Records from a data source:
------------------------------------------------

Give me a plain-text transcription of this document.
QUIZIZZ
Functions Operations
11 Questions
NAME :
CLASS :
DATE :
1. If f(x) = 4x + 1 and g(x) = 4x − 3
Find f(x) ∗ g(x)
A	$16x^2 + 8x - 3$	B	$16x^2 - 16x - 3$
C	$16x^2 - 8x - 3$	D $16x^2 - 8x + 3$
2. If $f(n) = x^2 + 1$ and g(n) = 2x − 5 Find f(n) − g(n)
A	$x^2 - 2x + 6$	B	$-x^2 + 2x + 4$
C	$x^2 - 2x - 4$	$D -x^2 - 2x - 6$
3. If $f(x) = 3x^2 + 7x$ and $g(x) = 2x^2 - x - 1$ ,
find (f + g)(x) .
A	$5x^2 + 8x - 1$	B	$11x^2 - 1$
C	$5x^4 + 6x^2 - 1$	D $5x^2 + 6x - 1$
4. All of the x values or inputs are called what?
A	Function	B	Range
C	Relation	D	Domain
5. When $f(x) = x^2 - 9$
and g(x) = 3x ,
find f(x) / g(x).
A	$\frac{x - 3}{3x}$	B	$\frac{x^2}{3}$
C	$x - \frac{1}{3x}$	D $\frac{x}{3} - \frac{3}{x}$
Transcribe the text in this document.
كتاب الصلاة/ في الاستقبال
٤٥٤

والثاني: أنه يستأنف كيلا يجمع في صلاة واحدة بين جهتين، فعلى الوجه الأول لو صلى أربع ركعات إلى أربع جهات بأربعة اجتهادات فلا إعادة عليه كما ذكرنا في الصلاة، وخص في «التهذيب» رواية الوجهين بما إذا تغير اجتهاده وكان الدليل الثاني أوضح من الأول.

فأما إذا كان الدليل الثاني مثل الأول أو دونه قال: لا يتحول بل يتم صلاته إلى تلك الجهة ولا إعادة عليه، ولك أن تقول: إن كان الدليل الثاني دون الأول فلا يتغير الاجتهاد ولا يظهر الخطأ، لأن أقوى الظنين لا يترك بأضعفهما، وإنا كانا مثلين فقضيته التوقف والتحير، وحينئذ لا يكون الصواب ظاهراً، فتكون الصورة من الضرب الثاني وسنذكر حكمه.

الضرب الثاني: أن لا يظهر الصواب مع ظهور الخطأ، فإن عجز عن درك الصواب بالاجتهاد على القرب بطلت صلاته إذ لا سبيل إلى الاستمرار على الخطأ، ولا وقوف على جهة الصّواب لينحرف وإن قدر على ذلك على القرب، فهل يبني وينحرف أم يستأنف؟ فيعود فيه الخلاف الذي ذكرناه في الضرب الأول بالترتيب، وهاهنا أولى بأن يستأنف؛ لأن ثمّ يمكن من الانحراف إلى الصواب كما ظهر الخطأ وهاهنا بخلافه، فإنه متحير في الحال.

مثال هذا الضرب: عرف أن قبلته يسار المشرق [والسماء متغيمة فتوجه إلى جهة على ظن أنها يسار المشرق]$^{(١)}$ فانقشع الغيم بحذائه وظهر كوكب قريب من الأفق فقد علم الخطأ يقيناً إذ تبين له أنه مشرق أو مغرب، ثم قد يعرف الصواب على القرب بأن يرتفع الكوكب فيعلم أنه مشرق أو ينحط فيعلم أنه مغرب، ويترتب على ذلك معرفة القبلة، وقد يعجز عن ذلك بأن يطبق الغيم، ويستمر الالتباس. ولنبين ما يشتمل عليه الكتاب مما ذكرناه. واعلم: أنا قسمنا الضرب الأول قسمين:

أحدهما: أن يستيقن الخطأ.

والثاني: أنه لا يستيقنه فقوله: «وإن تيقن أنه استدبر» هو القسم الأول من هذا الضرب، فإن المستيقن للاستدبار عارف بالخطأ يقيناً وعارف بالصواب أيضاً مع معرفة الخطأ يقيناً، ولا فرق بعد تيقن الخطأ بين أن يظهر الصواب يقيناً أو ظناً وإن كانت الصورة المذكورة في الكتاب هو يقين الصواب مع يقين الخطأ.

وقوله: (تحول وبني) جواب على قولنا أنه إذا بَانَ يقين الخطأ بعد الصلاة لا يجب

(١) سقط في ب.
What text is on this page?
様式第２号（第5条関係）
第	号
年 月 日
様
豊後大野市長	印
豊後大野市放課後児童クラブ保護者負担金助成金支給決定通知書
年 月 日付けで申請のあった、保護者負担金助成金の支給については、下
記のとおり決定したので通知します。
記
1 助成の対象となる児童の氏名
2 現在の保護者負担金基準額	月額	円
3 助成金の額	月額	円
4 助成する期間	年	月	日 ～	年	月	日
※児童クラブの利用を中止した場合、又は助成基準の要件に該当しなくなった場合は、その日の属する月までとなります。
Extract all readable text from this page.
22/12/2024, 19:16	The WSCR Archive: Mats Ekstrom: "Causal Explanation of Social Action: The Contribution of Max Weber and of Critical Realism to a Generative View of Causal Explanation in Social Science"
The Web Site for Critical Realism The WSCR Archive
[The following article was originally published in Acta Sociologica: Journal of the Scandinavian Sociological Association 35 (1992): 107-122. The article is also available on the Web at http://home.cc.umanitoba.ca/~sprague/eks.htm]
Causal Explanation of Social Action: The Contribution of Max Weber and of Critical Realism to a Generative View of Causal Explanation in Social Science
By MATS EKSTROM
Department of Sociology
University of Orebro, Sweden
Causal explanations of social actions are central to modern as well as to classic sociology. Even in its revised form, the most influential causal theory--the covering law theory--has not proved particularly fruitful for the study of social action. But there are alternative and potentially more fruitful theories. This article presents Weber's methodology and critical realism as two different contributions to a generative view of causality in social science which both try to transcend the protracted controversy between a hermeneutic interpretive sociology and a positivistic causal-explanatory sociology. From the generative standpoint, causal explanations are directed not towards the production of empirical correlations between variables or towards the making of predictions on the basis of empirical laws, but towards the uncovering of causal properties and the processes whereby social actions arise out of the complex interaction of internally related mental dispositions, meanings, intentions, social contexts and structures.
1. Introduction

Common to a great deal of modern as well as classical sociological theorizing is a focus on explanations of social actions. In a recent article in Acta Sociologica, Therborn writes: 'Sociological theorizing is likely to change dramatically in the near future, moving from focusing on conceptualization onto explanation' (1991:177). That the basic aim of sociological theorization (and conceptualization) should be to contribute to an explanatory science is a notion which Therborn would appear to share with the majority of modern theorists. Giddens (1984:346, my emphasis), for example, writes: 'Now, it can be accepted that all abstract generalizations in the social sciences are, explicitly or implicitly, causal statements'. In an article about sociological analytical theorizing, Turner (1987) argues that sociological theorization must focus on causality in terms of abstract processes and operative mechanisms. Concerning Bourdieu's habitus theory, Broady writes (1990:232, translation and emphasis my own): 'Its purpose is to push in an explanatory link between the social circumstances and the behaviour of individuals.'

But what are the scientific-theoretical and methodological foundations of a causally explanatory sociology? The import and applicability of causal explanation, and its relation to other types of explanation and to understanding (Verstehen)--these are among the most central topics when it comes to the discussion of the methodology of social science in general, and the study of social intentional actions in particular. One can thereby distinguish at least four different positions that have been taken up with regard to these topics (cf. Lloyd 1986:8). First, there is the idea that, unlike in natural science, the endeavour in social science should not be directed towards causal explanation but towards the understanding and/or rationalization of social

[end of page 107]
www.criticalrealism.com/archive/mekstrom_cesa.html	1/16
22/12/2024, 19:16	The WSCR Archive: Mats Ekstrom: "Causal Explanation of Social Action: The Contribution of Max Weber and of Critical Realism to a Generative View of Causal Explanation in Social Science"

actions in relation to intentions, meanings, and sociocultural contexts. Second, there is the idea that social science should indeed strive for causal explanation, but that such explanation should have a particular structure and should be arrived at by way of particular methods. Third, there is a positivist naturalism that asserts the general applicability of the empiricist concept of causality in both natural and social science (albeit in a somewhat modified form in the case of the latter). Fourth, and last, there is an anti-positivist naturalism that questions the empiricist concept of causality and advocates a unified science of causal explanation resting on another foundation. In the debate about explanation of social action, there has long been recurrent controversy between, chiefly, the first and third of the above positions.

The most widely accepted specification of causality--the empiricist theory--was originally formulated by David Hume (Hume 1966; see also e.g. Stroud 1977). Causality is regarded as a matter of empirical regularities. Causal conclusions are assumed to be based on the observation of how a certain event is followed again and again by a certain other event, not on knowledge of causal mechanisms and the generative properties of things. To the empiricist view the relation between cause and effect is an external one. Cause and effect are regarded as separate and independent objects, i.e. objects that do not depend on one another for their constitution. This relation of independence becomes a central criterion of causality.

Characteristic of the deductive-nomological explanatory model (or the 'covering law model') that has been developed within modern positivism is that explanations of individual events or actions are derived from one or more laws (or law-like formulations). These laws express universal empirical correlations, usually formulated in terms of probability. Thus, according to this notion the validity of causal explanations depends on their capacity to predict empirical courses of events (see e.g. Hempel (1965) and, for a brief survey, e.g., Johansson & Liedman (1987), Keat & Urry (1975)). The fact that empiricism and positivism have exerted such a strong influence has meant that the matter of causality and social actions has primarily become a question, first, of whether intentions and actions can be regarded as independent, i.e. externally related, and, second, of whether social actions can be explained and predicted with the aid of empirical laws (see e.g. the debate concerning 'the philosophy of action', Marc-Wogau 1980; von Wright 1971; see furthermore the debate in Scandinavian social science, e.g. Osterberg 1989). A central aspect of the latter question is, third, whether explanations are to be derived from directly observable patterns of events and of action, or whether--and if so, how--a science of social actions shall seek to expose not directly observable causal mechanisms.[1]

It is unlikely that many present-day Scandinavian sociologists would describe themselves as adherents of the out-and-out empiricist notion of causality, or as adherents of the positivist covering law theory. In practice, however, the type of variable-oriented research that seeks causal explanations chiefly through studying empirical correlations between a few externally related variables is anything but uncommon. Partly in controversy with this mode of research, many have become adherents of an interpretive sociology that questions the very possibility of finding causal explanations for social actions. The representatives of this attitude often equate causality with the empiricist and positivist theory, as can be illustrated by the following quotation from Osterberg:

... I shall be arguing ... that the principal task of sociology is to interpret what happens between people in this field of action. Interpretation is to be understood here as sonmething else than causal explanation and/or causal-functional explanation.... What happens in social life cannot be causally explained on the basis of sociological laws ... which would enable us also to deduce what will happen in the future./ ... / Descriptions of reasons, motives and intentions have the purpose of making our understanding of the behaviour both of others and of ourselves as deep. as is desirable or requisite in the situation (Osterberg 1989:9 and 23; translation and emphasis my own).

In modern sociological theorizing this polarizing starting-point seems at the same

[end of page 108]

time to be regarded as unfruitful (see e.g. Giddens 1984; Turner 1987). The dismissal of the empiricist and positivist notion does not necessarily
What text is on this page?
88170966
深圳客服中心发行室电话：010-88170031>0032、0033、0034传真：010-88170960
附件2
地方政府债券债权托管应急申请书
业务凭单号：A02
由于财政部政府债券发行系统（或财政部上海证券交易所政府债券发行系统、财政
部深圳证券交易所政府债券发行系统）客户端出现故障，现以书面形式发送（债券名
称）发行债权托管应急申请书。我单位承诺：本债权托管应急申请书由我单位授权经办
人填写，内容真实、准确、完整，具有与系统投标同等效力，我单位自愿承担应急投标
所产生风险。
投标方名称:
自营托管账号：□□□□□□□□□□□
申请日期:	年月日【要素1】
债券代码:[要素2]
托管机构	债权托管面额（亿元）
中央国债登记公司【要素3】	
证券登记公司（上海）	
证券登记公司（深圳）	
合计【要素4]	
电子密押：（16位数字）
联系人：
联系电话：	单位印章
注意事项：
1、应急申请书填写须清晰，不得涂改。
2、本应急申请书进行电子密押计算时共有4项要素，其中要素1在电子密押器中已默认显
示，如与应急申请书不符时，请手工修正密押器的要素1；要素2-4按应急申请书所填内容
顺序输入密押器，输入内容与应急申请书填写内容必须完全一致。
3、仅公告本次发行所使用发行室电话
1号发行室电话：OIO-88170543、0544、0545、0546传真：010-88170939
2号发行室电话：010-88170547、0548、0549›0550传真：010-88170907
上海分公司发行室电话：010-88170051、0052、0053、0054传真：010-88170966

------------------------------------------------

**Exercise prompt**
Write out every line from the entries where "methodology" appears.

**Task result**
Causal explanations of social actions are central to modern as well as to classic sociology. Even in its revised form, the most influential causal theory--the covering law theory--has not proved particularly fruitful for the study of social action. But there are alternative and potentially more fruitful theories. This article presents Weber's methodology and critical realism as two different contributions to a generative view of causality in social science which both try to transcend the protracted controversy between a hermeneutic interpretive sociology and a positivistic causal-explanatory sociology. From the generative standpoint, causal explanations are directed not towards the production of empirical correlations between variables or towards the making of predictions on the basis of empirical laws, but towards the uncovering of causal properties and the processes whereby social actions arise out of the complex interaction of internally related mental dispositions, meanings, intentions, social contexts and structures.
But what are the scientific-theoretical and methodological foundations of a causally explanatory sociology? The import and applicability of causal explanation, and its relation to other types of explanation and to understanding (Verstehen)--these are among the most central topics when it comes to the discussion of the methodology of social science in general, and the study of social intentional actions in particular. One can thereby distinguish at least four different positions that have been taken up with regard to these topics (cf. Lloyd 1986:8). First, there is the idea that, unlike in natural science, the endeavour in social science should not be directed towards causal explanation but towards the understanding and/or rationalization of social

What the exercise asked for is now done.